• Task prompt
Each line that follows should be printed again exactly as it stands.

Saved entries
(begin)
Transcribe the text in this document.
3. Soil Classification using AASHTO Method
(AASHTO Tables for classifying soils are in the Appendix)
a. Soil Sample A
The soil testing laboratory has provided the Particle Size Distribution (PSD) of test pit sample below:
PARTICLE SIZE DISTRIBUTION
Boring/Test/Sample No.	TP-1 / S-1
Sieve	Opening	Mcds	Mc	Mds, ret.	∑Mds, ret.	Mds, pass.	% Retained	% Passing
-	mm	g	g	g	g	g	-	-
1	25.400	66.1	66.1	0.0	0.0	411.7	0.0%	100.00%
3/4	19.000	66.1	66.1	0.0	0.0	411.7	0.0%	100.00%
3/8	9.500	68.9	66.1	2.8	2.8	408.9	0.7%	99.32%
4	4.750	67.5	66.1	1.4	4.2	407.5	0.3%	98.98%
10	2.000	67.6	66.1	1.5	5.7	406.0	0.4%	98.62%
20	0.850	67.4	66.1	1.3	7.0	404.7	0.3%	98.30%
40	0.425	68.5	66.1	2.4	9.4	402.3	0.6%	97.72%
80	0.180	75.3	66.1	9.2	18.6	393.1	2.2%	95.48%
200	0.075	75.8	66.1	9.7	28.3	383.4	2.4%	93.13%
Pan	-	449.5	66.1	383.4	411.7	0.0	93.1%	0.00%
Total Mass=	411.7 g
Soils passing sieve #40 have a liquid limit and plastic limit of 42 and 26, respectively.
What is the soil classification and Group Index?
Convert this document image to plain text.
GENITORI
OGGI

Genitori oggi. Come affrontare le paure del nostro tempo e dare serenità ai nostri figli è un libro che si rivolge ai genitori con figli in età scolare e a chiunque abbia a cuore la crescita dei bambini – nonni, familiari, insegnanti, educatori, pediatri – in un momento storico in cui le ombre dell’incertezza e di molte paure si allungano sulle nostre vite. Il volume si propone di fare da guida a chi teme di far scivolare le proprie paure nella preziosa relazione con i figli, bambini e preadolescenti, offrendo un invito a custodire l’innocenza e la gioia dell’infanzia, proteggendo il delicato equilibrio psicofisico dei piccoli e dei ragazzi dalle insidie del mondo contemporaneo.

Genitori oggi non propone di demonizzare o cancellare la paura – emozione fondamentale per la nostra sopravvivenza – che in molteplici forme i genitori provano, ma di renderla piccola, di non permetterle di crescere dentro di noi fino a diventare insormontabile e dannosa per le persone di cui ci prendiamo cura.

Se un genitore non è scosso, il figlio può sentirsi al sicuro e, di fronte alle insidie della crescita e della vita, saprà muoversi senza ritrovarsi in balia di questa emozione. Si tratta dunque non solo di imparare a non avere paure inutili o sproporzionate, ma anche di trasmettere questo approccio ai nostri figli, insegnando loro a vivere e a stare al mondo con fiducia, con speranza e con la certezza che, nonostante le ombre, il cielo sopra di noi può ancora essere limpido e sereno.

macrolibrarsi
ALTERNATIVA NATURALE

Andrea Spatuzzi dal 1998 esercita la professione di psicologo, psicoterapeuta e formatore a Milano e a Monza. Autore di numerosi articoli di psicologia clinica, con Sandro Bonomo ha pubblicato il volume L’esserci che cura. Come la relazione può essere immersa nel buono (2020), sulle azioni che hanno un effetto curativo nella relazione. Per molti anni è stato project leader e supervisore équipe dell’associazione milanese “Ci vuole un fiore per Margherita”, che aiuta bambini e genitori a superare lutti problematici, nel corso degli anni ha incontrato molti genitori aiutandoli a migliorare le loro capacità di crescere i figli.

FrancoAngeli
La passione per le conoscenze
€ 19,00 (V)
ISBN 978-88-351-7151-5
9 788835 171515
(end)
• Answer to the problem
Transcribe the text in this document.
3. Soil Classification using AASHTO Method
(AASHTO Tables for classifying soils are in the Appendix)
a. Soil Sample A
The soil testing laboratory has provided the Particle Size Distribution (PSD) of test pit sample below:
PARTICLE SIZE DISTRIBUTION
Boring/Test/Sample No.	TP-1 / S-1
Sieve	Opening	Mcds	Mc	Mds, ret.	∑Mds, ret.	Mds, pass.	% Retained	% Passing
-	mm	g	g	g	g	g	-	-
1	25.400	66.1	66.1	0.0	0.0	411.7	0.0%	100.00%
3/4	19.000	66.1	66.1	0.0	0.0	411.7	0.0%	100.00%
3/8	9.500	68.9	66.1	2.8	2.8	408.9	0.7%	99.32%
4	4.750	67.5	66.1	1.4	4.2	407.5	0.3%	98.98%
10	2.000	67.6	66.1	1.5	5.7	406.0	0.4%	98.62%
20	0.850	67.4	66.1	1.3	7.0	404.7	0.3%	98.30%
40	0.425	68.5	66.1	2.4	9.4	402.3	0.6%	97.72%
80	0.180	75.3	66.1	9.2	18.6	393.1	2.2%	95.48%
200	0.075	75.8	66.1	9.7	28.3	383.4	2.4%	93.13%
Pan	-	449.5	66.1	383.4	411.7	0.0	93.1%	0.00%
Total Mass=	411.7 g
Soils passing sieve #40 have a liquid limit and plastic limit of 42 and 26, respectively.
What is the soil classification and Group Index?
Convert this document image to plain text.
GENITORI
OGGI

Genitori oggi. Come affrontare le paure del nostro tempo e dare serenità ai nostri figli è un libro che si rivolge ai genitori con figli in età scolare e a chiunque abbia a cuore la crescita dei bambini – nonni, familiari, insegnanti, educatori, pediatri – in un momento storico in cui le ombre dell’incertezza e di molte paure si allungano sulle nostre vite. Il volume si propone di fare da guida a chi teme di far scivolare le proprie paure nella preziosa relazione con i figli, bambini e preadolescenti, offrendo un invito a custodire l’innocenza e la gioia dell’infanzia, proteggendo il delicato equilibrio psicofisico dei piccoli e dei ragazzi dalle insidie del mondo contemporaneo.

Genitori oggi non propone di demonizzare o cancellare la paura – emozione fondamentale per la nostra sopravvivenza – che in molteplici forme i genitori provano, ma di renderla piccola, di non permetterle di crescere dentro di noi fino a diventare insormontabile e dannosa per le persone di cui ci prendiamo cura.

Se un genitore non è scosso, il figlio può sentirsi al sicuro e, di fronte alle insidie della crescita e della vita, saprà muoversi senza ritrovarsi in balia di questa emozione. Si tratta dunque non solo di imparare a non avere paure inutili o sproporzionate, ma anche di trasmettere questo approccio ai nostri figli, insegnando loro a vivere e a stare al mondo con fiducia, con speranza e con la certezza che, nonostante le ombre, il cielo sopra di noi può ancora essere limpido e sereno.

macrolibrarsi
ALTERNATIVA NATURALE

Andrea Spatuzzi dal 1998 esercita la professione di psicologo, psicoterapeuta e formatore a Milano e a Monza. Autore di numerosi articoli di psicologia clinica, con Sandro Bonomo ha pubblicato il volume L’esserci che cura. Come la relazione può essere immersa nel buono (2020), sulle azioni che hanno un effetto curativo nella relazione. Per molti anni è stato project leader e supervisore équipe dell’associazione milanese “Ci vuole un fiore per Margherita”, che aiuta bambini e genitori a superare lutti problematici, nel corso degli anni ha incontrato molti genitori aiutandoli a migliorare le loro capacità di crescere i figli.

FrancoAngeli
La passione per le conoscenze
€ 19,00 (V)
ISBN 978-88-351-7151-5
9 788835 171515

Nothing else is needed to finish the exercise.